Exercise aim:
Print the full listing exactly.

[Saved entries]
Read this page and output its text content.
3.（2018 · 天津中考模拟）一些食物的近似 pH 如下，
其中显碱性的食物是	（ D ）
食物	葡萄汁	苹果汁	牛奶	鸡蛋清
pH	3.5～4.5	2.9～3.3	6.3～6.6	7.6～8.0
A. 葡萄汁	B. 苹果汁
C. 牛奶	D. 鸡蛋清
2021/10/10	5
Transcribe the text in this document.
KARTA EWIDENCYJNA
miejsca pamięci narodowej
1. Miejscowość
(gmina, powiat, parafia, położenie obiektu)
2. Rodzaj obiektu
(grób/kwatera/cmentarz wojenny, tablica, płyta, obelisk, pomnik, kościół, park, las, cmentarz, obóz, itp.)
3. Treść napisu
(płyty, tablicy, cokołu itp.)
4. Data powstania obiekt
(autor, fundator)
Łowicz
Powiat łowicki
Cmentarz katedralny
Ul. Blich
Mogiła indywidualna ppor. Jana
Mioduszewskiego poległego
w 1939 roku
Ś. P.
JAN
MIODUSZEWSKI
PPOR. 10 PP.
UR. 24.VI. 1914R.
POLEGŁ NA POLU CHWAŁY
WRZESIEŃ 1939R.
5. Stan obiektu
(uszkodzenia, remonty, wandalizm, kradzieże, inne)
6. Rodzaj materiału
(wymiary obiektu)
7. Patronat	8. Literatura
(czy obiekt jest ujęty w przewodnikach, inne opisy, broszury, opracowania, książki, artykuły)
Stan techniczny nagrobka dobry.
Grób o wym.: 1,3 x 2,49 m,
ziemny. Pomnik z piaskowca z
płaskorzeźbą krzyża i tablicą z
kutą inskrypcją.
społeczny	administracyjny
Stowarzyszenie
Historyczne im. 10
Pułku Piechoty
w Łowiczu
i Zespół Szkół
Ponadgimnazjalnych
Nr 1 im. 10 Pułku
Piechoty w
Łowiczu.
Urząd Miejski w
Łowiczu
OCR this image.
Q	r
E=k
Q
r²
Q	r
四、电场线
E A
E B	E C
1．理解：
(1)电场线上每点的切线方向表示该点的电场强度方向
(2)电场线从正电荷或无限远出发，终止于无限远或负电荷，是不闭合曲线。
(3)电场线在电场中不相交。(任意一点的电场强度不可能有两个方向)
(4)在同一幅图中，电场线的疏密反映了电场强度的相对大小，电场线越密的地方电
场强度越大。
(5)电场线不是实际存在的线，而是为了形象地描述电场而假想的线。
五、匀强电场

Exercise output:
Read this page and output its text content.
3.（2018 · 天津中考模拟）一些食物的近似 pH 如下，
其中显碱性的食物是	（ D ）
食物	葡萄汁	苹果汁	牛奶	鸡蛋清
pH	3.5～4.5	2.9～3.3	6.3～6.6	7.6～8.0
A. 葡萄汁	B. 苹果汁
C. 牛奶	D. 鸡蛋清
2021/10/10	5
Transcribe the text in this document.
KARTA EWIDENCYJNA
miejsca pamięci narodowej
1. Miejscowość
(gmina, powiat, parafia, położenie obiektu)
2. Rodzaj obiektu
(grób/kwatera/cmentarz wojenny, tablica, płyta, obelisk, pomnik, kościół, park, las, cmentarz, obóz, itp.)
3. Treść napisu
(płyty, tablicy, cokołu itp.)
4. Data powstania obiekt
(autor, fundator)
Łowicz
Powiat łowicki
Cmentarz katedralny
Ul. Blich
Mogiła indywidualna ppor. Jana
Mioduszewskiego poległego
w 1939 roku
Ś. P.
JAN
MIODUSZEWSKI
PPOR. 10 PP.
UR. 24.VI. 1914R.
POLEGŁ NA POLU CHWAŁY
WRZESIEŃ 1939R.
5. Stan obiektu
(uszkodzenia, remonty, wandalizm, kradzieże, inne)
6. Rodzaj materiału
(wymiary obiektu)
7. Patronat	8. Literatura
(czy obiekt jest ujęty w przewodnikach, inne opisy, broszury, opracowania, książki, artykuły)
Stan techniczny nagrobka dobry.
Grób o wym.: 1,3 x 2,49 m,
ziemny. Pomnik z piaskowca z
płaskorzeźbą krzyża i tablicą z
kutą inskrypcją.
społeczny	administracyjny
Stowarzyszenie
Historyczne im. 10
Pułku Piechoty
w Łowiczu
i Zespół Szkół
Ponadgimnazjalnych
Nr 1 im. 10 Pułku
Piechoty w
Łowiczu.
Urząd Miejski w
Łowiczu
OCR this image.
Q	r
E=k
Q
r²
Q	r
四、电场线
E A
E B	E C
1．理解：
(1)电场线上每点的切线方向表示该点的电场强度方向
(2)电场线从正电荷或无限远出发，终止于无限远或负电荷，是不闭合曲线。
(3)电场线在电场中不相交。(任意一点的电场强度不可能有两个方向)
(4)在同一幅图中，电场线的疏密反映了电场强度的相对大小，电场线越密的地方电
场强度越大。
(5)电场线不是实际存在的线，而是为了形象地描述电场而假想的线。
五、匀强电场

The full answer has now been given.